TASK DETAILS: Copy all lines below containing "JSON".

──────── AVAILABLE RECORDS ────────

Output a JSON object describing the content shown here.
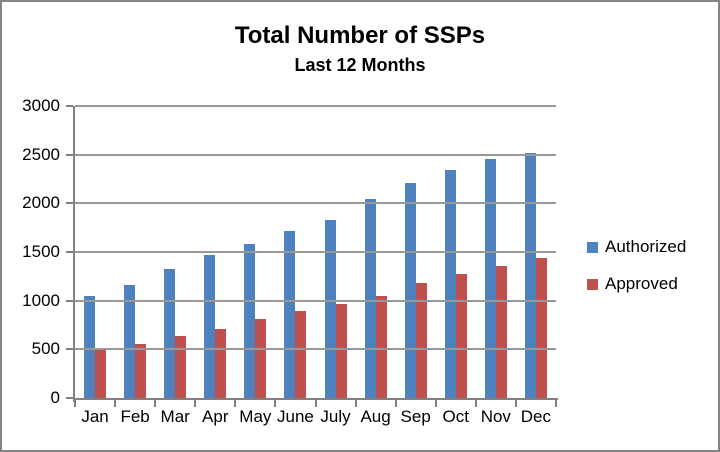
{
  "chart_data": {
    "type": "bar",
    "title": "Total Number of SSPs",
    "subtitle": "Last 12 Months",
    "categories": [
      "Jan",
      "Feb",
      "Mar",
      "Apr",
      "May",
      "June",
      "July",
      "Aug",
      "Sep",
      "Oct",
      "Nov",
      "Dec"
    ],
    "series": [
      {
        "name": "Authorized",
        "color": "#4F81BD",
        "values": [
          1050,
          1160,
          1330,
          1470,
          1580,
          1720,
          1830,
          2040,
          2210,
          2340,
          2460,
          2520
        ]
      },
      {
        "name": "Approved",
        "color": "#C0504D",
        "values": [
          500,
          550,
          640,
          710,
          810,
          890,
          970,
          1050,
          1180,
          1270,
          1360,
          1440
        ]
      }
    ],
    "ylim": [
      0,
      3000
    ],
    "yticks": [
      0,
      500,
      1000,
      1500,
      2000,
      2500,
      3000
    ],
    "xlabel": "",
    "ylabel": "",
    "grid": "horizontal",
    "legend_position": "right"
  },
  "colors": {
    "grid_color": "#999999",
    "axis_color": "#808080",
    "frame_border_color": "#848484",
    "background": "#FFFFFF",
    "text_color": "#000000"
  }
}
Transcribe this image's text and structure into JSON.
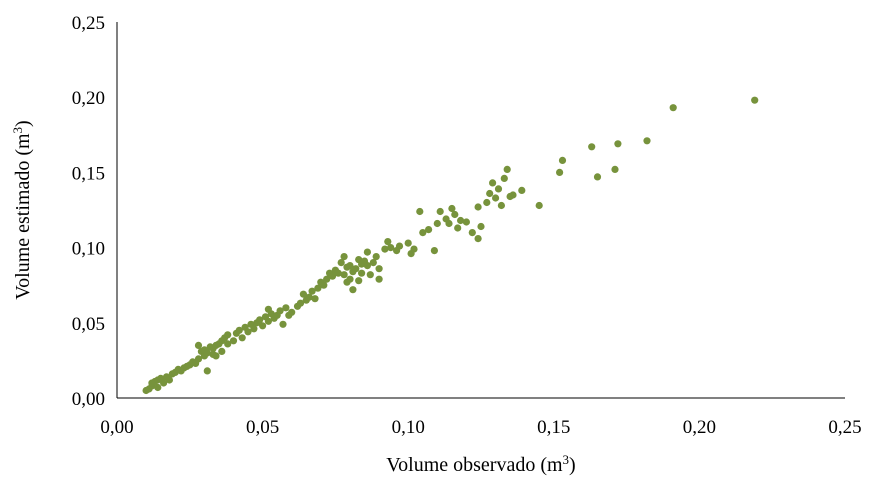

────────

THE OUTPUT:
Output a JSON object describing the content shown here.
Transcribe this image's text and structure into JSON.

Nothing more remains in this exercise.